Tablet statt Notenheft - Erfahrungen
Hallo, zusammen,
möchte kurz von meinen jüngsten Erfahrungen mit Tablet auf dem Notenpult berichten.
Haben vor drei Jahren iPads für meine Frau und mich angeschafft, um der Notenflut Herr zu werden und um nicht für jede Musikgruppe vor jedem Einsatz/vor jeder Probe die Notentasche neu packen zu müssen.
Ob iPad oder Android- oder Windows-Tablet ist inzwischen wohl egal. Für jede Variante gibt es inzwischen gut funktionierende Settings und jeder kann nach Vorliebe, Umgebung oder Geldbeutel etwas Passendes finden.
Wir haben uns halt aus verschiedenen Gründen für die Apple-Welt entschieden.
Nutzen es in den Bereichen Posaunenchor (> Partituren), Blasmusik, Orchester (> Einzelstimmen) und Chorleitung (> Partituren).
Uns war wichtig, dass wir nicht illegal handeln mit unseren gescannten Noten.
Die angefragten Verlage haben mir die Erlaubnis zum Einscannen gegeben unter der Voraussetzung, dass wir die Originale zwei Mal besitzen und die Scans nicht weitergeben.
Das ist bei uns der Fall: unsere Regale quellen über vor Notenheften, einiges lagert aus Platzgründen in Kisten im Keller.

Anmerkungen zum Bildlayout
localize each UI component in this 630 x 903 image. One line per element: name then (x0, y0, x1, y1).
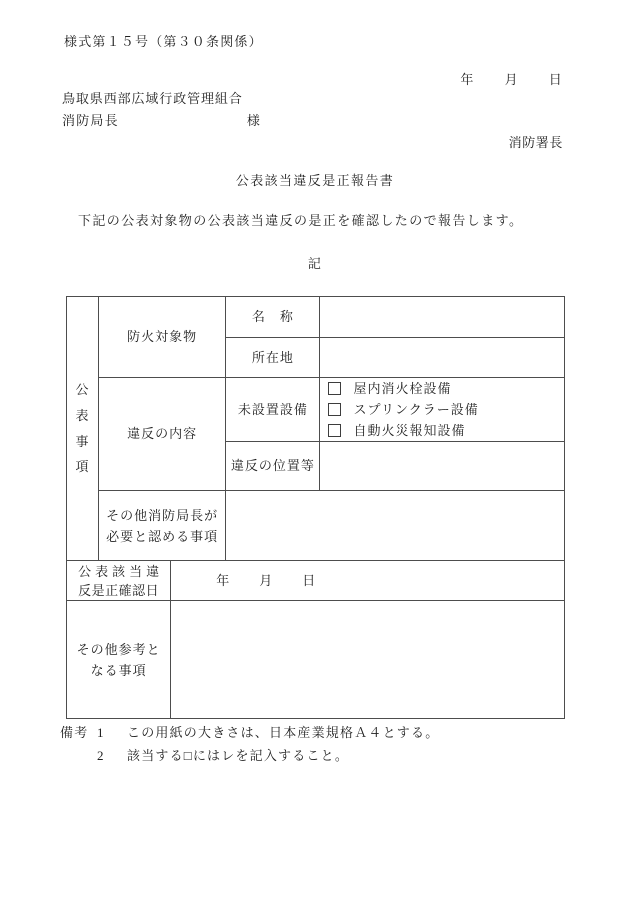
document-page: 様式第１５号（第３０条関係） 年 月 日 鳥取県西部広域行政管理組合 消防局長 … (0, 0, 630, 903)
form-number: 様式第１５号（第３０条関係） (64, 35, 263, 50)
location-value-cell (320, 442, 565, 491)
remark-text-1: この用紙の大きさは、日本産業規格Ａ４とする。 (127, 721, 439, 744)
name-label-cell: 名 称 (226, 297, 320, 338)
remarks-label-spacer (60, 744, 97, 767)
remark-number-1: 1 (97, 721, 127, 744)
other-reference-label-line2: なる事項 (67, 660, 170, 681)
other-chief-label-cell: その他消防局長が 必要と認める事項 (99, 491, 226, 561)
recipient-line: 消防局長 様 (62, 114, 261, 129)
checkbox-icon[interactable] (328, 403, 341, 416)
date-month-label: 月 (505, 73, 519, 88)
row-group-char-3: 事 (76, 434, 90, 450)
confirm-date-label-cell: 公表該当違 反是正確認日 (67, 561, 171, 601)
row-group-label-cell: 公 表 事 項 (67, 297, 99, 561)
confirm-date-label-line1: 公表該当違 (67, 562, 170, 581)
equipment-option-label-2: スプリンクラー設備 (353, 402, 478, 418)
fire-object-label-cell: 防火対象物 (99, 297, 226, 378)
remarks-label: 備考 (60, 721, 97, 744)
body-text: 下記の公表対象物の公表該当違反の是正を確認したので報告します。 (78, 214, 523, 229)
remark-number-2: 2 (97, 744, 127, 767)
other-chief-value-cell (226, 491, 565, 561)
remark-text-2: 該当する□にはレを記入すること。 (127, 744, 349, 767)
other-reference-label-cell: その他参考と なる事項 (67, 601, 171, 719)
recipient-org: 鳥取県西部広域行政管理組合 (62, 92, 243, 107)
section-marker: 記 (0, 257, 630, 272)
row-group-label: 公 表 事 項 (67, 382, 98, 474)
other-reference-label-line1: その他参考と (67, 639, 170, 660)
equipment-option-2: スプリンクラー設備 (320, 399, 564, 420)
checkbox-icon[interactable] (328, 382, 341, 395)
confirm-date-inline: 年 月 日 (171, 573, 564, 589)
form-table: 公 表 事 項 防火対象物 名 称 所在地 違反の内容 未設置設備 (66, 296, 565, 719)
sender-title: 消防署長 (509, 136, 563, 151)
document-title: 公表該当違反是正報告書 (0, 174, 630, 189)
violation-label-cell: 違反の内容 (99, 378, 226, 491)
equipment-options-cell: 屋内消火栓設備 スプリンクラー設備 自動火災報知設備 (320, 378, 565, 442)
recipient-title: 消防局長 (62, 114, 119, 129)
equipment-option-label-1: 屋内消火栓設備 (353, 381, 451, 397)
row-group-char-1: 公 (76, 382, 90, 398)
checkbox-icon[interactable] (328, 424, 341, 437)
address-value-cell (320, 338, 565, 378)
date-year-label: 年 (460, 73, 474, 88)
confirm-month-label: 月 (259, 573, 273, 589)
other-chief-label-line2: 必要と認める事項 (99, 526, 225, 547)
equipment-option-3: 自動火災報知設備 (320, 420, 564, 441)
remarks: 備考 1 この用紙の大きさは、日本産業規格Ａ４とする。 2 該当する□にはレを記… (60, 721, 439, 767)
recipient-honorific: 様 (247, 114, 261, 129)
row-group-char-4: 項 (76, 459, 90, 475)
other-chief-label-line1: その他消防局長が (99, 505, 225, 526)
header-date-line: 年 月 日 (460, 73, 563, 88)
confirm-year-label: 年 (216, 573, 230, 589)
equipment-option-1: 屋内消火栓設備 (320, 378, 564, 399)
remark-item-2: 2 該当する□にはレを記入すること。 (60, 744, 439, 767)
other-reference-value-cell (171, 601, 565, 719)
location-label-cell: 違反の位置等 (226, 442, 320, 491)
address-label-cell: 所在地 (226, 338, 320, 378)
date-day-label: 日 (549, 73, 563, 88)
confirm-date-label-line2: 反是正確認日 (67, 581, 170, 600)
remark-item-1: 備考 1 この用紙の大きさは、日本産業規格Ａ４とする。 (60, 721, 439, 744)
equipment-option-label-3: 自動火災報知設備 (353, 423, 465, 439)
uninstalled-label-cell: 未設置設備 (226, 378, 320, 442)
row-group-char-2: 表 (76, 408, 90, 424)
name-value-cell (320, 297, 565, 338)
confirm-date-value-cell: 年 月 日 (171, 561, 565, 601)
confirm-day-label: 日 (302, 573, 316, 589)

■ **Aufgabenstellung**
1. Welche Bedingungen nennt der Erfahrungsbericht zum Tablet auf dem Notenpult für die Erlaubnis der Verlage zum Einscannen?
2. Führe den Erfahrungsbericht über Tablets statt Notenheften im Anschluss an seinen letzten Satz weiter.

■ **Antworten**
1. Die Originale müssen zweimal vorhanden sein, und die Scans dürfen nicht weitergegeben werden.

2.
Die Notenbibliothek in forScore umfasst aktuell ca. 1.600 pdf-Dateien. Davon sind ca. 70 Notenhefte und -bücher mit je 50-800 Seiten. Der Zähler in meinem Scanner steht inzwischen bei knapp 12.000 Seiten.
Das Einscannen und Bearbeiten (Beschneiden, Begradigen) hat einiges an Zeit gekostet. Aber da viele Notenhefte häufig oder ständig im Gebrauch sind, hat sich der Zeitaufwand in meinen Augen gelohnt.
Wir hatten in den letzten acht Wochen 17 Einsätze/Auftritte und haben dabei ausschließlich Tablets verwendet. Wir sind nach wie vor sehr angetan von unseren digitalen Noten.
Weihnachtsmärkte, Waldweihnachtsgottesdienste, Kurrendeblasen, Gottesdienste u. a.
Eine Setliste für jeden Einsatz ist schnell zusammengestellt und per Airdrop mit den zugehörigen Noten auf das iPad der Chefin übertragen.
Ich leiste mir inzwischen den Luxus, die Noten auf einem iPad Pro 12.9" und das Programm auf einem iPad mini 8,3" anzeigen zu lassen. Damit spare ich mir den Ausdruck des Programmes und kann das Programm auch in Situationen mit wenig Licht lesen.
Als Seitenwender verwenden wir Flic 2 Smartbutton. Umblättern mit einem Klick. Für mehrseitige Musikstücke kann man auf halbseitiges Blättern umstellen.
Bei einem Gottesdienst hantierten die Kolleginnen und Kollegen der Papierfraktion gleichzeitig mit dem dicken Posaunenchoralbuch, mehreren Heften und einem Ordner auf zum Teil sehr fragilen Notenständern.
Einige Stücke waren 4 Seiten lang, die natürlich auch auf jedem Notenständer ausgebreitet wurden, da während des Spielens keine Zeit zum Umblättern besteht. Da wird dann jedes Notenpult 84 cm breit und der Platz bei einer 20-köpfigen Gruppe auf begrenztem Raum allein für die Noten sehr eng.
Während die anderen hektisch nach jedem Musikstück den Notenständer mit den Noten für das nächste Stück versorgen mussten, brauchten wir nur in aller Ruhe ein Mal zu klicken.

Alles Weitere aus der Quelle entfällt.